[GOAL] Nothing in the records may be left out or altered; reproduce them all exactly.

[SUPPLIED MATERIAL]
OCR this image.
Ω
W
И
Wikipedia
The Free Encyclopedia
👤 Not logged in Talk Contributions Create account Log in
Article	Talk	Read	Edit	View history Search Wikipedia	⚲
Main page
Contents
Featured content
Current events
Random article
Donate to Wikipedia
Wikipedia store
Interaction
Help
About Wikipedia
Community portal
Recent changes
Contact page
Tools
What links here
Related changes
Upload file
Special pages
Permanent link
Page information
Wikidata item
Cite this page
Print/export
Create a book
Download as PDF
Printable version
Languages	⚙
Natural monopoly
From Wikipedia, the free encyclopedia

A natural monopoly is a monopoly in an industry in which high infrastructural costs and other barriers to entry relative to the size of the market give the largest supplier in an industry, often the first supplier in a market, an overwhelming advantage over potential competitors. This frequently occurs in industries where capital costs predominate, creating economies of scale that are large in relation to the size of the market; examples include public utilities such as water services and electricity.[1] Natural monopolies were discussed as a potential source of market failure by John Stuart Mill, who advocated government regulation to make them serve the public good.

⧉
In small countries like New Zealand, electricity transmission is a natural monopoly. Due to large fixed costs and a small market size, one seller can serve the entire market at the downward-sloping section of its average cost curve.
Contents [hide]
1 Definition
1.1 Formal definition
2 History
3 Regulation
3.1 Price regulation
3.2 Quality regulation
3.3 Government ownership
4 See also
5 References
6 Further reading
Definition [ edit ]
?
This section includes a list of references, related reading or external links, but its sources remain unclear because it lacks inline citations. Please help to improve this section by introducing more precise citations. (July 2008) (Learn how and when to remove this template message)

[EXERCISE OUTPUT]
OCR this image.
Ω
W
И
Wikipedia
The Free Encyclopedia
👤 Not logged in Talk Contributions Create account Log in
Article	Talk	Read	Edit	View history Search Wikipedia	⚲
Main page
Contents
Featured content
Current events
Random article
Donate to Wikipedia
Wikipedia store
Interaction
Help
About Wikipedia
Community portal
Recent changes
Contact page
Tools
What links here
Related changes
Upload file
Special pages
Permanent link
Page information
Wikidata item
Cite this page
Print/export
Create a book
Download as PDF
Printable version
Languages	⚙
Natural monopoly
From Wikipedia, the free encyclopedia

A natural monopoly is a monopoly in an industry in which high infrastructural costs and other barriers to entry relative to the size of the market give the largest supplier in an industry, often the first supplier in a market, an overwhelming advantage over potential competitors. This frequently occurs in industries where capital costs predominate, creating economies of scale that are large in relation to the size of the market; examples include public utilities such as water services and electricity.[1] Natural monopolies were discussed as a potential source of market failure by John Stuart Mill, who advocated government regulation to make them serve the public good.

⧉
In small countries like New Zealand, electricity transmission is a natural monopoly. Due to large fixed costs and a small market size, one seller can serve the entire market at the downward-sloping section of its average cost curve.
Contents [hide]
1 Definition
1.1 Formal definition
2 History
3 Regulation
3.1 Price regulation
3.2 Quality regulation
3.3 Government ownership
4 See also
5 References
6 Further reading
Definition [ edit ]
?
This section includes a list of references, related reading or external links, but its sources remain unclear because it lacks inline citations. Please help to improve this section by introducing more precise citations. (July 2008) (Learn how and when to remove this template message)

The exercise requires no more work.